- _WORK REQUIRED_: Work out how many lines of the records contain "Favorites". Answer with the number and nothing else.

+++ MATERIAL FOR THE TASK +++

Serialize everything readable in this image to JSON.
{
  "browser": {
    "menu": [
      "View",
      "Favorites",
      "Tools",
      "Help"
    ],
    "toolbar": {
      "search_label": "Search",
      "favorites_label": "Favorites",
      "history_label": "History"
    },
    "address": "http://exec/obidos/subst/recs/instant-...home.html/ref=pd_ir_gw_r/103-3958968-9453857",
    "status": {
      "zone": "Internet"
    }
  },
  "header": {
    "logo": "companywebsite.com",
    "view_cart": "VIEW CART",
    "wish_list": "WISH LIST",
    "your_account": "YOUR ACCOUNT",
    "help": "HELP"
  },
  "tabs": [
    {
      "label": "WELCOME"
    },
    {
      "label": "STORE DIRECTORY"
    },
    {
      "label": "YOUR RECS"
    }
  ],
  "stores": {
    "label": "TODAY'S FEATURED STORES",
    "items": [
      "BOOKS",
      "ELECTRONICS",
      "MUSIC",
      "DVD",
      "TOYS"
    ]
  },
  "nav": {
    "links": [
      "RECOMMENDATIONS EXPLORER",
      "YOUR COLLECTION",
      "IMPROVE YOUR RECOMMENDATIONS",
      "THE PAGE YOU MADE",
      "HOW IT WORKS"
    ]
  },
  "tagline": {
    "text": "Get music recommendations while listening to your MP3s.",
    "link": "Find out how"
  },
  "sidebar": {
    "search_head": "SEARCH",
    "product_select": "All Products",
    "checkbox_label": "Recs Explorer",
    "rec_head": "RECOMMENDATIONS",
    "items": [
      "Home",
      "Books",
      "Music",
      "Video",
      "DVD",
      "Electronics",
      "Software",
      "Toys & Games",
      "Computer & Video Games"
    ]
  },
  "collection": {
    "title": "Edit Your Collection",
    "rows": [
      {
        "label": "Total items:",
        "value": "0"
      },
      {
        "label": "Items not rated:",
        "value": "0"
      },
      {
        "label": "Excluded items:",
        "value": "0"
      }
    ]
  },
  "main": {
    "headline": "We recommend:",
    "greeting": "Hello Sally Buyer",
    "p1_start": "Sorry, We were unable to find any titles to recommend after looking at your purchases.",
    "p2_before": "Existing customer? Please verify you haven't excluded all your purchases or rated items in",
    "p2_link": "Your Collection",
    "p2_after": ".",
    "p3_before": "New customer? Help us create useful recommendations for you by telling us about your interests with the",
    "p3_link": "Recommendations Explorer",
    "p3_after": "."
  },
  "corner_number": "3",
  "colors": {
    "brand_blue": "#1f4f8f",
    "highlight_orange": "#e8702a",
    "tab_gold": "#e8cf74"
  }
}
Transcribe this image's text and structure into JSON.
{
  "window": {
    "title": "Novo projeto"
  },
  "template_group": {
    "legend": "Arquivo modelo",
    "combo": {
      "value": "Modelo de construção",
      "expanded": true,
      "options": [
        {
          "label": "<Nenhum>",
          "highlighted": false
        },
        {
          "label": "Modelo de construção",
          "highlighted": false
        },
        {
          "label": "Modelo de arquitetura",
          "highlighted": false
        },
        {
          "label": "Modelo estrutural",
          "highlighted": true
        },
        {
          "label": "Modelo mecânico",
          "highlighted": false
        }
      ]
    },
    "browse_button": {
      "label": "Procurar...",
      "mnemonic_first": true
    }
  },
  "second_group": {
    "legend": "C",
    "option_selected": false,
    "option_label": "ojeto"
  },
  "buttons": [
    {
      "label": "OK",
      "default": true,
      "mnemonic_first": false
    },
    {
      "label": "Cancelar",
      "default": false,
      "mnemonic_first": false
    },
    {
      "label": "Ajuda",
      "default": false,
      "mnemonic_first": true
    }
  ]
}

+++

- _RESULT FOR THIS EXERCISE_: 2